# start of Records supplied
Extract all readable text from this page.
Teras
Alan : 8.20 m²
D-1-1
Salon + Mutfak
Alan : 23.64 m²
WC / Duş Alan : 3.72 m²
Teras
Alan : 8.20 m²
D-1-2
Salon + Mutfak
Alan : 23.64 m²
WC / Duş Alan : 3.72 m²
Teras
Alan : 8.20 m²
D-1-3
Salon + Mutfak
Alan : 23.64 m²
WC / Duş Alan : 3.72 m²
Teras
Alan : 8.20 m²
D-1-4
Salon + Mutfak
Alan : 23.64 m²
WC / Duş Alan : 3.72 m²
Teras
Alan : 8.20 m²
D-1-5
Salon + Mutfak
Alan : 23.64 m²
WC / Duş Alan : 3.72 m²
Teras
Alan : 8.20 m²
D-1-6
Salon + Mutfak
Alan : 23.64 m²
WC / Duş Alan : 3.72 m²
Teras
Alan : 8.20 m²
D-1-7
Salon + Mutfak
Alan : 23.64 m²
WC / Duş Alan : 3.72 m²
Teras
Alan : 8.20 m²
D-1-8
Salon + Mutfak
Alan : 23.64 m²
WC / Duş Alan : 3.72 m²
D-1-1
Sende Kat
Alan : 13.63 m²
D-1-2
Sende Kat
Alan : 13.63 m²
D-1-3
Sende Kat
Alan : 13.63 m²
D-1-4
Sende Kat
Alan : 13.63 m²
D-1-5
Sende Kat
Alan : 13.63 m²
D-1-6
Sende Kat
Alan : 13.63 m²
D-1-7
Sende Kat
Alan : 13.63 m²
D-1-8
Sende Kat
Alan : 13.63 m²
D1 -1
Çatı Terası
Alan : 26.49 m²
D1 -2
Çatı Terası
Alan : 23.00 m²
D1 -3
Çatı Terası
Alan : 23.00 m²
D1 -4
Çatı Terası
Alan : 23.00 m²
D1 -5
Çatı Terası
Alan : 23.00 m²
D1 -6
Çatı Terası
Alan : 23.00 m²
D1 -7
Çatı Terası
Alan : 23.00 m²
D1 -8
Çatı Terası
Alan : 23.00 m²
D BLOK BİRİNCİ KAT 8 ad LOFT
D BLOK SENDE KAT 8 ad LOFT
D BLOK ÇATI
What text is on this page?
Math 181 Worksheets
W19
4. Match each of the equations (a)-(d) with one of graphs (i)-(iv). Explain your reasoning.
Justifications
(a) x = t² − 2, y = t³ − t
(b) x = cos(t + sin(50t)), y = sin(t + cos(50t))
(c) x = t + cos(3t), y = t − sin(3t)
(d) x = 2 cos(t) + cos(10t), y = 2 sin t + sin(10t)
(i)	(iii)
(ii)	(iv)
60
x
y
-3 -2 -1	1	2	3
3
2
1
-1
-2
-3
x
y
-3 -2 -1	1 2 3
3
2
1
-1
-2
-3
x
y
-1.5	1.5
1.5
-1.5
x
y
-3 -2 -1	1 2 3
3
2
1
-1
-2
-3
# end of Records supplied
#### What the task requires:
Extract each line of the listing above, copying it word for word.

#### The solution:
Extract all readable text from this page.
Teras
Alan : 8.20 m²
D-1-1
Salon + Mutfak
Alan : 23.64 m²
WC / Duş Alan : 3.72 m²
Teras
Alan : 8.20 m²
D-1-2
Salon + Mutfak
Alan : 23.64 m²
WC / Duş Alan : 3.72 m²
Teras
Alan : 8.20 m²
D-1-3
Salon + Mutfak
Alan : 23.64 m²
WC / Duş Alan : 3.72 m²
Teras
Alan : 8.20 m²
D-1-4
Salon + Mutfak
Alan : 23.64 m²
WC / Duş Alan : 3.72 m²
Teras
Alan : 8.20 m²
D-1-5
Salon + Mutfak
Alan : 23.64 m²
WC / Duş Alan : 3.72 m²
Teras
Alan : 8.20 m²
D-1-6
Salon + Mutfak
Alan : 23.64 m²
WC / Duş Alan : 3.72 m²
Teras
Alan : 8.20 m²
D-1-7
Salon + Mutfak
Alan : 23.64 m²
WC / Duş Alan : 3.72 m²
Teras
Alan : 8.20 m²
D-1-8
Salon + Mutfak
Alan : 23.64 m²
WC / Duş Alan : 3.72 m²
D-1-1
Sende Kat
Alan : 13.63 m²
D-1-2
Sende Kat
Alan : 13.63 m²
D-1-3
Sende Kat
Alan : 13.63 m²
D-1-4
Sende Kat
Alan : 13.63 m²
D-1-5
Sende Kat
Alan : 13.63 m²
D-1-6
Sende Kat
Alan : 13.63 m²
D-1-7
Sende Kat
Alan : 13.63 m²
D-1-8
Sende Kat
Alan : 13.63 m²
D1 -1
Çatı Terası
Alan : 26.49 m²
D1 -2
Çatı Terası
Alan : 23.00 m²
D1 -3
Çatı Terası
Alan : 23.00 m²
D1 -4
Çatı Terası
Alan : 23.00 m²
D1 -5
Çatı Terası
Alan : 23.00 m²
D1 -6
Çatı Terası
Alan : 23.00 m²
D1 -7
Çatı Terası
Alan : 23.00 m²
D1 -8
Çatı Terası
Alan : 23.00 m²
D BLOK BİRİNCİ KAT 8 ad LOFT
D BLOK SENDE KAT 8 ad LOFT
D BLOK ÇATI
What text is on this page?
Math 181 Worksheets
W19
4. Match each of the equations (a)-(d) with one of graphs (i)-(iv). Explain your reasoning.
Justifications
(a) x = t² − 2, y = t³ − t
(b) x = cos(t + sin(50t)), y = sin(t + cos(50t))
(c) x = t + cos(3t), y = t − sin(3t)
(d) x = 2 cos(t) + cos(10t), y = 2 sin t + sin(10t)
(i)	(iii)
(ii)	(iv)
60
x
y
-3 -2 -1	1	2	3
3
2
1
-1
-2
-3
x
y
-3 -2 -1	1 2 3
3
2
1
-1
-2
-3
x
y
-1.5	1.5
1.5
-1.5
x
y
-3 -2 -1	1 2 3
3
2
1
-1
-2
-3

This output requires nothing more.